== Segment start ==

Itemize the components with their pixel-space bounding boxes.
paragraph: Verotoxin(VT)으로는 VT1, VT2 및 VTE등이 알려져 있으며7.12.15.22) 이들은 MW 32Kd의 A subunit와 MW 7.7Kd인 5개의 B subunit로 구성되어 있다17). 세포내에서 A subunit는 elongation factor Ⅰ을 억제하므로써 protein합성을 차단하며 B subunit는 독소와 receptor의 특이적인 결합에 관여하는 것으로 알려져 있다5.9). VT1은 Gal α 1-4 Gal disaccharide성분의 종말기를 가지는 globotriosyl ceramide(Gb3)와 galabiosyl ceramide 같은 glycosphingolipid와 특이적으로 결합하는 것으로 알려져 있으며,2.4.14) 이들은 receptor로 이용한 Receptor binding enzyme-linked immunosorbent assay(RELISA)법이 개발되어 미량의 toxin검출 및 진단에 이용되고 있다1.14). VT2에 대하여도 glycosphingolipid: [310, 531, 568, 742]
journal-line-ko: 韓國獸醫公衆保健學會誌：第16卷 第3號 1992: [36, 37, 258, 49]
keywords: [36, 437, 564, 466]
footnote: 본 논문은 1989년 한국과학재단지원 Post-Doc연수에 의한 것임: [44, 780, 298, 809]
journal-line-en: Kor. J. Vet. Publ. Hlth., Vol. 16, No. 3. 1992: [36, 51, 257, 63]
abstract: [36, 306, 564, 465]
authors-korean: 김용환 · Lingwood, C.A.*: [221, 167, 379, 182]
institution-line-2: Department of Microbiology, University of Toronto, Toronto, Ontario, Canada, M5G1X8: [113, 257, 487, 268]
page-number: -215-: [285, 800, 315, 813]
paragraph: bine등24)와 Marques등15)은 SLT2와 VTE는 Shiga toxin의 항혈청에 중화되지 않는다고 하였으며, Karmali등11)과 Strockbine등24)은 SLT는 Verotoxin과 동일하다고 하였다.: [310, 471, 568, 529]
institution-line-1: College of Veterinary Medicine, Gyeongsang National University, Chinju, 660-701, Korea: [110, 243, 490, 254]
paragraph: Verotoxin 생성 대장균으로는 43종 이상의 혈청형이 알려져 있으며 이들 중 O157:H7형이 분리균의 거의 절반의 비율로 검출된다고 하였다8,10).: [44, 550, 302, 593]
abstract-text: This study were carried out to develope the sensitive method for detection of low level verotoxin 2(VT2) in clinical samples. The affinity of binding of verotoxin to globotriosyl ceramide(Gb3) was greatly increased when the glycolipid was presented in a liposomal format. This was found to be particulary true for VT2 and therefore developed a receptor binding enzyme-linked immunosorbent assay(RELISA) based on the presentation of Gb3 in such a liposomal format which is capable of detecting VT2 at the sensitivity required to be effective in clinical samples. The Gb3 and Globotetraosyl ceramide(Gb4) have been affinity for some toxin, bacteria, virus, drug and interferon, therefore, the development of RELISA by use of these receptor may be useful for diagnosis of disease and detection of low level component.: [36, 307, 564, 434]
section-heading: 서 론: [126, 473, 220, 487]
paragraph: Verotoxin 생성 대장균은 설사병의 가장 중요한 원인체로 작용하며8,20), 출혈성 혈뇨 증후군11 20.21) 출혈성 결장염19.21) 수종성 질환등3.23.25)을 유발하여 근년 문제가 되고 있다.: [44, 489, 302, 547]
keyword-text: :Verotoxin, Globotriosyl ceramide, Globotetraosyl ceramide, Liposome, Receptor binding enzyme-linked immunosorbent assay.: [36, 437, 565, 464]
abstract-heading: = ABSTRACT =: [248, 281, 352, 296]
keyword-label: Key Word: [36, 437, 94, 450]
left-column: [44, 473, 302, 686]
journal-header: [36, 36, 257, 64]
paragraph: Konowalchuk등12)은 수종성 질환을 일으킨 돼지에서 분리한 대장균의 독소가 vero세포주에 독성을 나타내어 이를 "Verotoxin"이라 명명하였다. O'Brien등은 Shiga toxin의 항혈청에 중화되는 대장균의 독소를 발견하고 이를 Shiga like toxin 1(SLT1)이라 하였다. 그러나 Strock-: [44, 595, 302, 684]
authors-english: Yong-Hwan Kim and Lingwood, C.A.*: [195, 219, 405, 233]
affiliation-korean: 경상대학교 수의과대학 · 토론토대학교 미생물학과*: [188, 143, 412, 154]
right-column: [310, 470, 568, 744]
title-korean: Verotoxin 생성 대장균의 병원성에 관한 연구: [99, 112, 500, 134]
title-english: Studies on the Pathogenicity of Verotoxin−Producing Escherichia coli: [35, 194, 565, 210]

== Segment end ==

**WHAT THIS TASK INVOLVES**: Across the material, report every line that has the word "대장균의".

**RESULT**:
paragraph: Konowalchuk등12)은 수종성 질환을 일으킨 돼지에서 분리한 대장균의 독소가 vero세포주에 독성을 나타내어 이를 "Verotoxin"이라 명명하였다. O'Brien등은 Shiga toxin의 항혈청에 중화되는 대장균의 독소를 발견하고 이를 Shiga like toxin 1(SLT1)이라 하였다. 그러나 Strock-: [44, 595, 302, 684]
title-korean: Verotoxin 생성 대장균의 병원성에 관한 연구: [99, 112, 500, 134]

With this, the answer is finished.